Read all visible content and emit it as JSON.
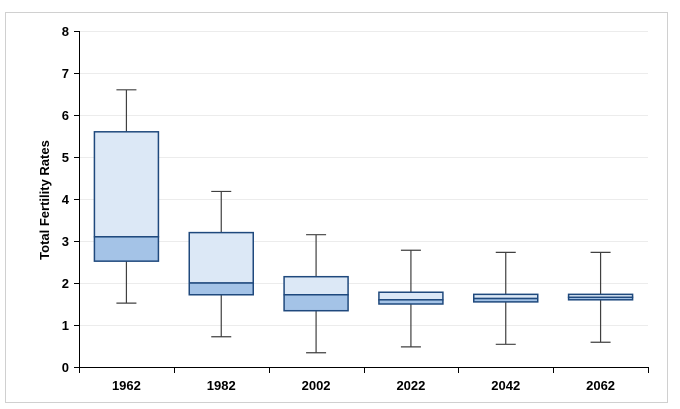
{
  "chart_data": {
    "type": "boxplot",
    "title": "",
    "xlabel": "",
    "ylabel": "Total Fertility Rates",
    "ylim": [
      0,
      8
    ],
    "yticks": [
      0,
      1,
      2,
      3,
      4,
      5,
      6,
      7,
      8
    ],
    "grid": "horizontal",
    "categories": [
      "1962",
      "1982",
      "2002",
      "2022",
      "2042",
      "2062"
    ],
    "boxes": [
      {
        "category": "1962",
        "min": 1.52,
        "q1": 2.52,
        "median": 3.1,
        "q3": 5.6,
        "max": 6.6
      },
      {
        "category": "1982",
        "min": 0.72,
        "q1": 1.72,
        "median": 2.0,
        "q3": 3.2,
        "max": 4.18
      },
      {
        "category": "2002",
        "min": 0.34,
        "q1": 1.34,
        "median": 1.72,
        "q3": 2.15,
        "max": 3.15
      },
      {
        "category": "2022",
        "min": 0.48,
        "q1": 1.5,
        "median": 1.6,
        "q3": 1.78,
        "max": 2.78
      },
      {
        "category": "2042",
        "min": 0.54,
        "q1": 1.55,
        "median": 1.63,
        "q3": 1.73,
        "max": 2.73
      },
      {
        "category": "2062",
        "min": 0.59,
        "q1": 1.6,
        "median": 1.66,
        "q3": 1.73,
        "max": 2.73
      }
    ],
    "colors": {
      "box_upper": "#dce8f6",
      "box_lower": "#a4c3e7",
      "box_edge": "#1f497d",
      "whisker": "#404040",
      "grid": "#ececec",
      "axis": "#000000",
      "frame": "#d0d0d0"
    }
  }
}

**********

* _OBJECTIVE_
Check each line of the listing above for the string "category", then report only how many lines have it.

* _THE SOLUTION_
6